Give only the number of lines in the data that contain the word "pacific".

# Start of DATA LINES

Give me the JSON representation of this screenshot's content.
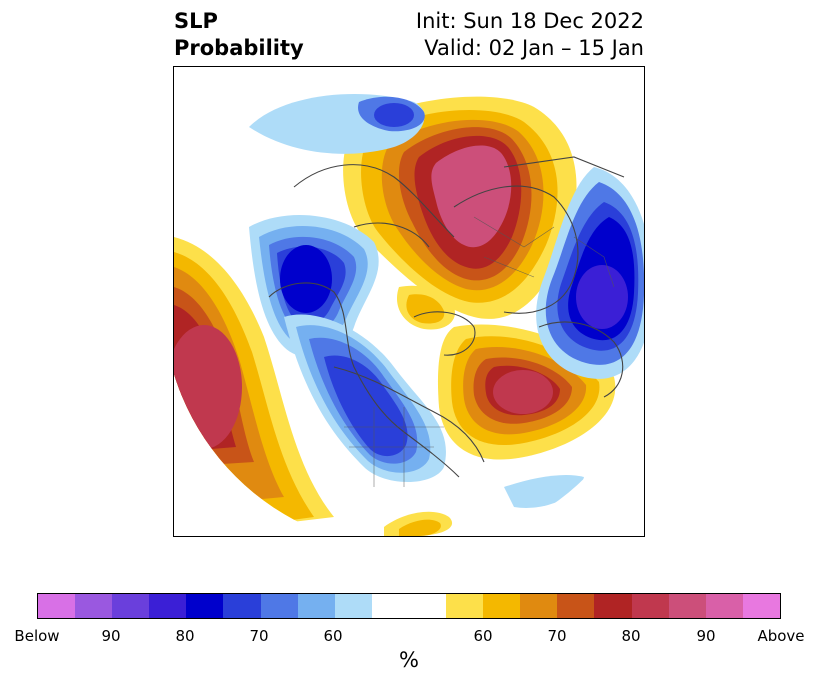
{
  "title": {
    "left_line1": "SLP",
    "left_line2": "Probability",
    "right_line1": "Init: Sun 18 Dec 2022",
    "right_line2": "Valid: 02 Jan – 15 Jan"
  },
  "colorbar": {
    "unit_label": "%",
    "colors": [
      "#d870e6",
      "#9a58e0",
      "#6a3fdc",
      "#3b1fd6",
      "#0000cc",
      "#2a3fd9",
      "#4f78e6",
      "#75b0f0",
      "#aedcf8",
      "#ffffff",
      "#ffffff",
      "#fde04a",
      "#f4b800",
      "#e08a10",
      "#c85418",
      "#b02424",
      "#c0384e",
      "#cc4f7a",
      "#d960a8",
      "#e878e0"
    ],
    "tick_labels": [
      "Below",
      "90",
      "80",
      "70",
      "60",
      "60",
      "70",
      "80",
      "90",
      "Above"
    ]
  },
  "map": {
    "projection": "north-polar-stereographic",
    "variable": "SLP probability",
    "features": [
      {
        "name": "north-pacific-below-normal",
        "category": "below",
        "level": "80-90%"
      },
      {
        "name": "north-america-below-normal",
        "category": "below",
        "level": "80%"
      },
      {
        "name": "north-atlantic-west-europe-below-normal",
        "category": "below",
        "level": "80-90%"
      },
      {
        "name": "arctic-siberia-above-normal",
        "category": "above",
        "level": "90%+"
      },
      {
        "name": "north-atlantic-above-normal",
        "category": "above",
        "level": "80-90%"
      },
      {
        "name": "eastern-pacific-above-normal",
        "category": "above",
        "level": "80-90%"
      },
      {
        "name": "hudson-bay-above-normal",
        "category": "above",
        "level": "60-70%"
      }
    ]
  }
}
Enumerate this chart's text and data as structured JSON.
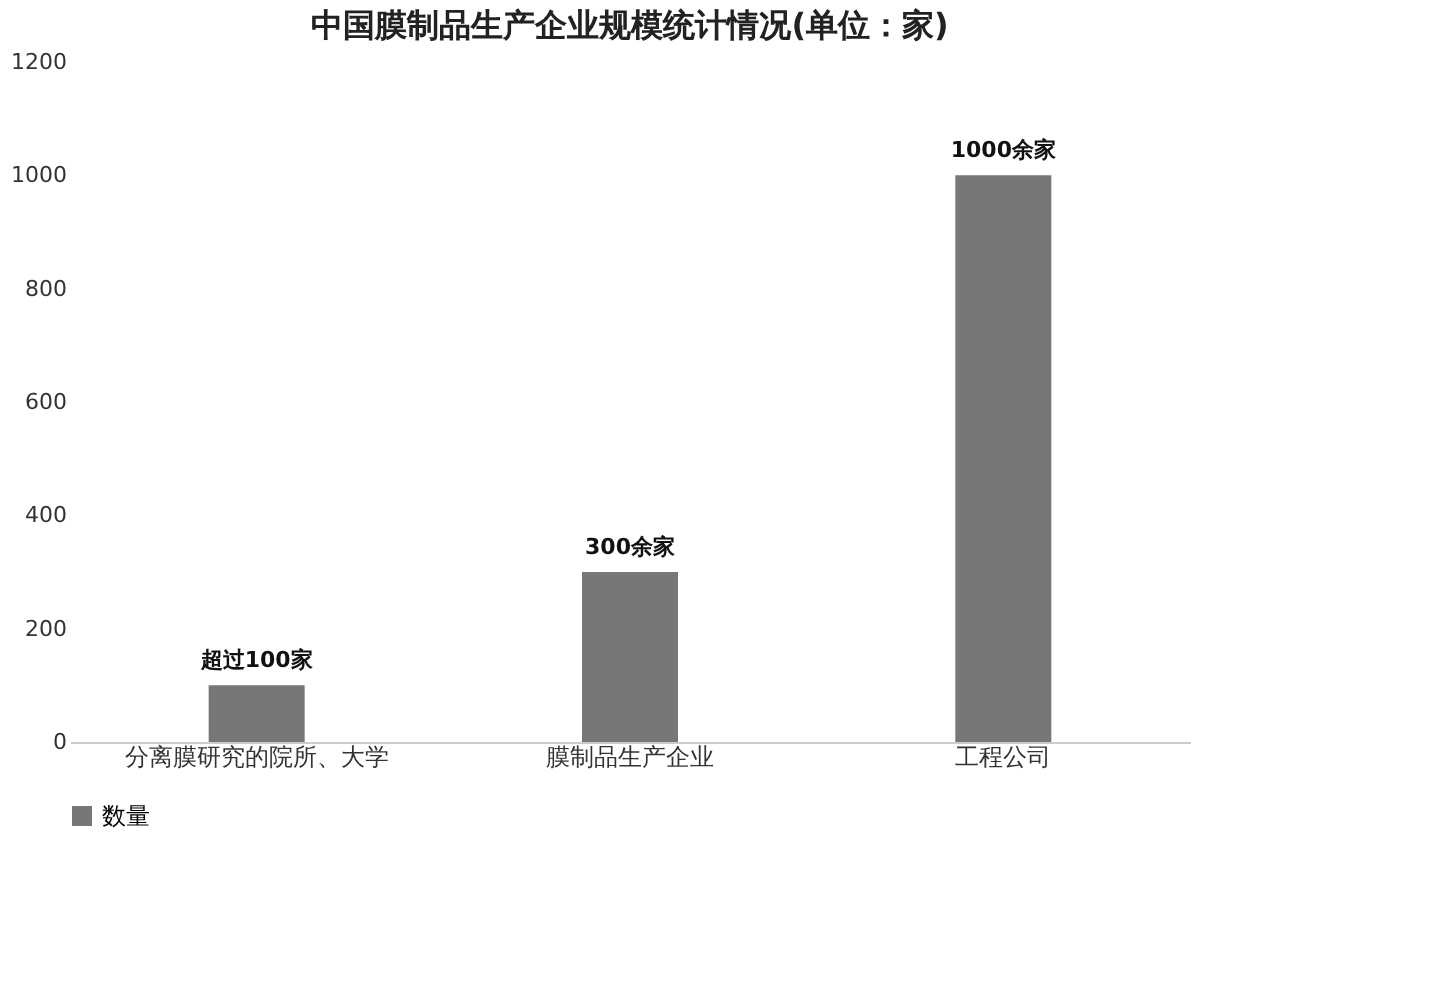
{
  "chart_data": {
    "type": "bar",
    "title": "中国膜制品生产企业规模统计情况(单位：家)",
    "categories": [
      "分离膜研究的院所、大学",
      "膜制品生产企业",
      "工程公司"
    ],
    "series": [
      {
        "name": "数量",
        "color": "#777777",
        "values": [
          100,
          300,
          1000
        ],
        "value_labels": [
          "超过100家",
          "300余家",
          "1000余家"
        ]
      }
    ],
    "ylim": [
      0,
      1200
    ],
    "yticks": [
      0,
      200,
      400,
      600,
      800,
      1000,
      1200
    ],
    "grid": false,
    "legend": "bottom"
  }
}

# End of DATA LINES

RESULT: 2